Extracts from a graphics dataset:
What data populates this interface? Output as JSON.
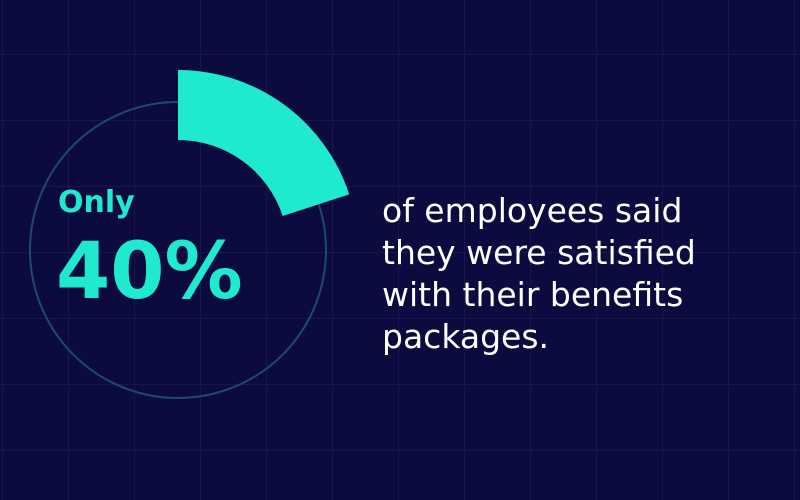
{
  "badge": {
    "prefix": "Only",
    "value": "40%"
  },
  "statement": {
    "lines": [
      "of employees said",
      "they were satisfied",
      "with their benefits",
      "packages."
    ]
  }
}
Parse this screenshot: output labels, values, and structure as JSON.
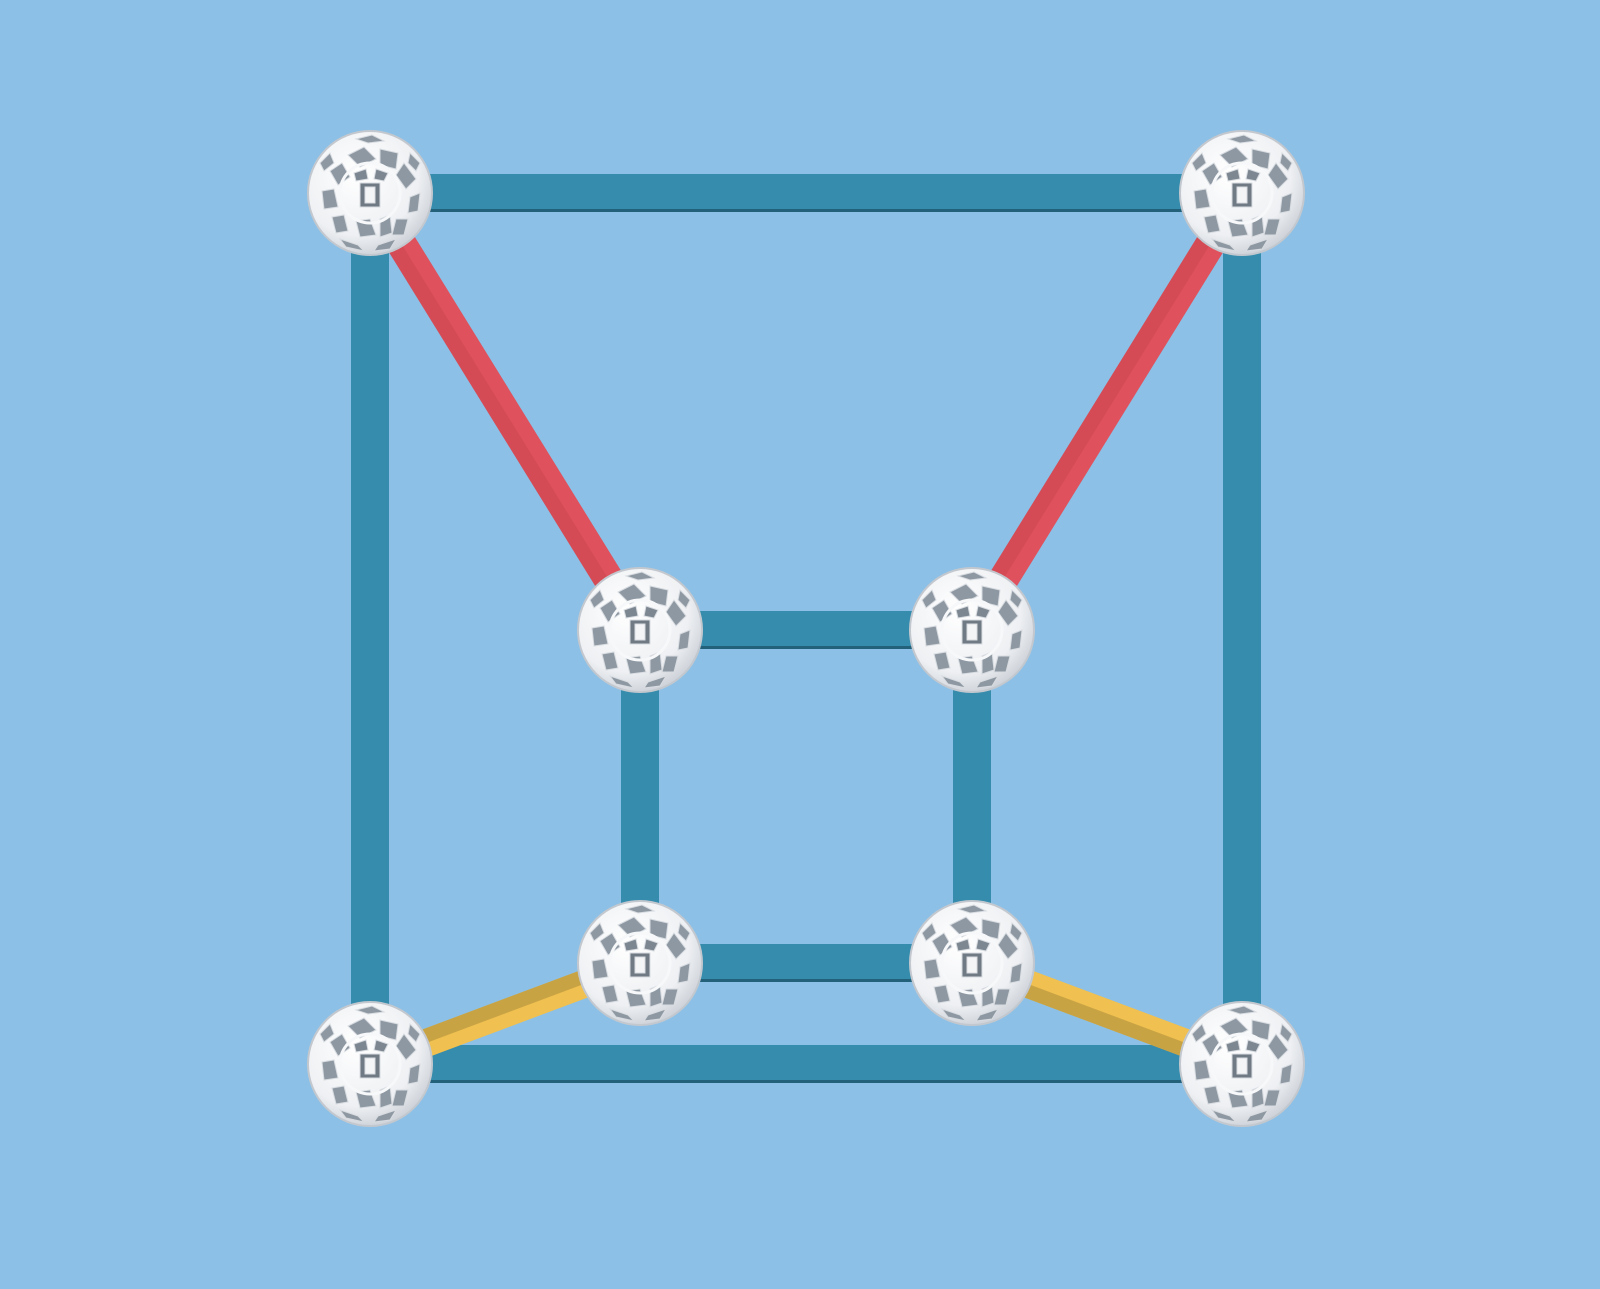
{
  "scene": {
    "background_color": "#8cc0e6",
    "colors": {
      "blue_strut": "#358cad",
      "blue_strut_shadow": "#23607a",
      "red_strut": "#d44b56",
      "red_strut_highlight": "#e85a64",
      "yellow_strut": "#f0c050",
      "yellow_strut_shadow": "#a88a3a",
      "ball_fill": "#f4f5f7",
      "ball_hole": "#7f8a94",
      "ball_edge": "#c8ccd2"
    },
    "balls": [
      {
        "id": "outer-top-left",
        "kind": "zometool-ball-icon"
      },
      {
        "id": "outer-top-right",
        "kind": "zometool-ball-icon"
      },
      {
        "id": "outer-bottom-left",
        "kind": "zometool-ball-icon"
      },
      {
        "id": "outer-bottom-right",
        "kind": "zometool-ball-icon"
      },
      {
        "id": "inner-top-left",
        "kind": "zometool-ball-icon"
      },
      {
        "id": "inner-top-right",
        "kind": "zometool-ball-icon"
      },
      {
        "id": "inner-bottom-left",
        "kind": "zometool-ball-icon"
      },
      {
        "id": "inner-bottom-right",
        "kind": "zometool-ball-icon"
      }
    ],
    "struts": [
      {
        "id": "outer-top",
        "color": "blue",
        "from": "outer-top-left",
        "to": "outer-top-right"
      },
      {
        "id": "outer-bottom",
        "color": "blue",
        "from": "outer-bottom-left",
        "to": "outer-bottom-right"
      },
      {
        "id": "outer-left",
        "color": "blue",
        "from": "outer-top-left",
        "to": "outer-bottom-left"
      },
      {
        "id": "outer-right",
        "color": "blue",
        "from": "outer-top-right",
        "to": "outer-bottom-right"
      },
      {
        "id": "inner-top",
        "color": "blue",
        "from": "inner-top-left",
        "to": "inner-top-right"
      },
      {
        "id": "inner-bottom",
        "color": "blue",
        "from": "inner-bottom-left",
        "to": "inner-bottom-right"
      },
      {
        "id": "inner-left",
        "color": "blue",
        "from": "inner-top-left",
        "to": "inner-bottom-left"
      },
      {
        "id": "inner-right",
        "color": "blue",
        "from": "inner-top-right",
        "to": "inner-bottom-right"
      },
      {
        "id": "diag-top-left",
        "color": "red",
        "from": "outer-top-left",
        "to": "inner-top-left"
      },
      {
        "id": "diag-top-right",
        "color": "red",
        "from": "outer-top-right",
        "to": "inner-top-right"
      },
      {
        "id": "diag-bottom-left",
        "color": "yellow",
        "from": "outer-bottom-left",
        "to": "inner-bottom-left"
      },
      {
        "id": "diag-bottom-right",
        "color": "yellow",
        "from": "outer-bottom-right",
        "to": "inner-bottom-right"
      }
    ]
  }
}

* * *

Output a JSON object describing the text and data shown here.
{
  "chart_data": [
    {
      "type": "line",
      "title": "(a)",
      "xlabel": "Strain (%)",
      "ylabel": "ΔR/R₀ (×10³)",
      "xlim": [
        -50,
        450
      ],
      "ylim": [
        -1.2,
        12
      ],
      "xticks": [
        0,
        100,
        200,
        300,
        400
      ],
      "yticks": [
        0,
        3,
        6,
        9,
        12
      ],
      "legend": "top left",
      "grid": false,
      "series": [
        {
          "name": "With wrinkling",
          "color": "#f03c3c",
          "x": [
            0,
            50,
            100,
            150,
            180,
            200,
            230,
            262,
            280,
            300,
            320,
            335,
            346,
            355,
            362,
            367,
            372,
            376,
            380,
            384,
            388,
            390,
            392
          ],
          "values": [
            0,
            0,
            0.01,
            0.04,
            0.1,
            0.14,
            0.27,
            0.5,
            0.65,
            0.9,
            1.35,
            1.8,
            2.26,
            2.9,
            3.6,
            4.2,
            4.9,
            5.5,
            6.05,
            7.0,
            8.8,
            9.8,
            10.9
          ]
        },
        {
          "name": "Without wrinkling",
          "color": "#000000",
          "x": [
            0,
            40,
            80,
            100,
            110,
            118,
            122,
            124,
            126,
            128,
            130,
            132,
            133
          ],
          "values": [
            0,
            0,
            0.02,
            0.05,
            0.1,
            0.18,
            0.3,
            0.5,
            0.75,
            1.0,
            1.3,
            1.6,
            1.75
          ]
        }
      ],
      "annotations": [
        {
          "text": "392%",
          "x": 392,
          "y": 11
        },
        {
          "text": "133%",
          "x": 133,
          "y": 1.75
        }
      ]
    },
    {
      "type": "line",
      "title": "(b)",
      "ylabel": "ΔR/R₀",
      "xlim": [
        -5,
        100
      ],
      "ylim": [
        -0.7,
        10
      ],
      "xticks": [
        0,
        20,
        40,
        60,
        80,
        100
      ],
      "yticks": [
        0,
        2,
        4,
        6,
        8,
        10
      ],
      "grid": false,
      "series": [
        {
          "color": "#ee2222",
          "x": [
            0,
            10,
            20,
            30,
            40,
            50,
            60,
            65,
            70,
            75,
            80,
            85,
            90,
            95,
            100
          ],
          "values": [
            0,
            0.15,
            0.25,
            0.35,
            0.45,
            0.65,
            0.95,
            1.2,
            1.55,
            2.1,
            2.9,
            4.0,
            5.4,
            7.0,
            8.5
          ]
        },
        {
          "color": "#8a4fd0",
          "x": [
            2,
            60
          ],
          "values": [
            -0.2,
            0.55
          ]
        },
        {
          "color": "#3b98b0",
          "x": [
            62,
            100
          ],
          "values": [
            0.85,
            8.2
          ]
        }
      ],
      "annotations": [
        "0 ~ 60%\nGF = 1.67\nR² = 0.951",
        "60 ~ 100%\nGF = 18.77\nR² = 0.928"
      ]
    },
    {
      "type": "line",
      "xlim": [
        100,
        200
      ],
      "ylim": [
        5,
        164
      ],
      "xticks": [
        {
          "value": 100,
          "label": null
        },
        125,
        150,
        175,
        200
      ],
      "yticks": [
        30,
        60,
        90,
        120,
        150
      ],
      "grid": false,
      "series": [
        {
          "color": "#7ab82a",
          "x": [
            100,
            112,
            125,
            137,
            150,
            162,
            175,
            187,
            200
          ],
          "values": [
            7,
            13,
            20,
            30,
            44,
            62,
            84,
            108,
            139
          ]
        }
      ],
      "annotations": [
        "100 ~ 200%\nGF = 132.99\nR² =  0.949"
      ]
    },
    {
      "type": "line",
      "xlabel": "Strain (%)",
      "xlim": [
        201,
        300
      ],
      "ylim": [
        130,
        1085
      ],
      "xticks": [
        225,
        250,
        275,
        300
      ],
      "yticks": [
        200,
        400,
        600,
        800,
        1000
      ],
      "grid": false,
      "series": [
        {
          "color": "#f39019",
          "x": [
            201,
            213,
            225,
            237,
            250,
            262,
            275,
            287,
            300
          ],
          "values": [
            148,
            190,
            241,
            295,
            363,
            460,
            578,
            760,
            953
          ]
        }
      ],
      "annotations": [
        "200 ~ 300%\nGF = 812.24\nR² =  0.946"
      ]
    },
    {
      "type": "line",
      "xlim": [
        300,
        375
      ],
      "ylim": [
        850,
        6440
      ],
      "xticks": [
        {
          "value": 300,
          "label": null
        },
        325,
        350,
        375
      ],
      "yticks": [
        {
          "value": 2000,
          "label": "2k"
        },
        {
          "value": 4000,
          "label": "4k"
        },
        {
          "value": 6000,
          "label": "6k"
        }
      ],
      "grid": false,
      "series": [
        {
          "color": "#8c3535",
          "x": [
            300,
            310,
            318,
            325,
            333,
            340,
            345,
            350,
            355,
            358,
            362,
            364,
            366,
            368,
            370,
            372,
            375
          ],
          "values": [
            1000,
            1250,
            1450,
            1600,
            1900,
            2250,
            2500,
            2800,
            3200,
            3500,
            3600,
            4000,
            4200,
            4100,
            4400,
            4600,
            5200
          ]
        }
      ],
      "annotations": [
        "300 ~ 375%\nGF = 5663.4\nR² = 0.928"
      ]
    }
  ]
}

* Challenge:
Find how many lines in the listing contain the word "this" and give that count alone.

* Final answer:
2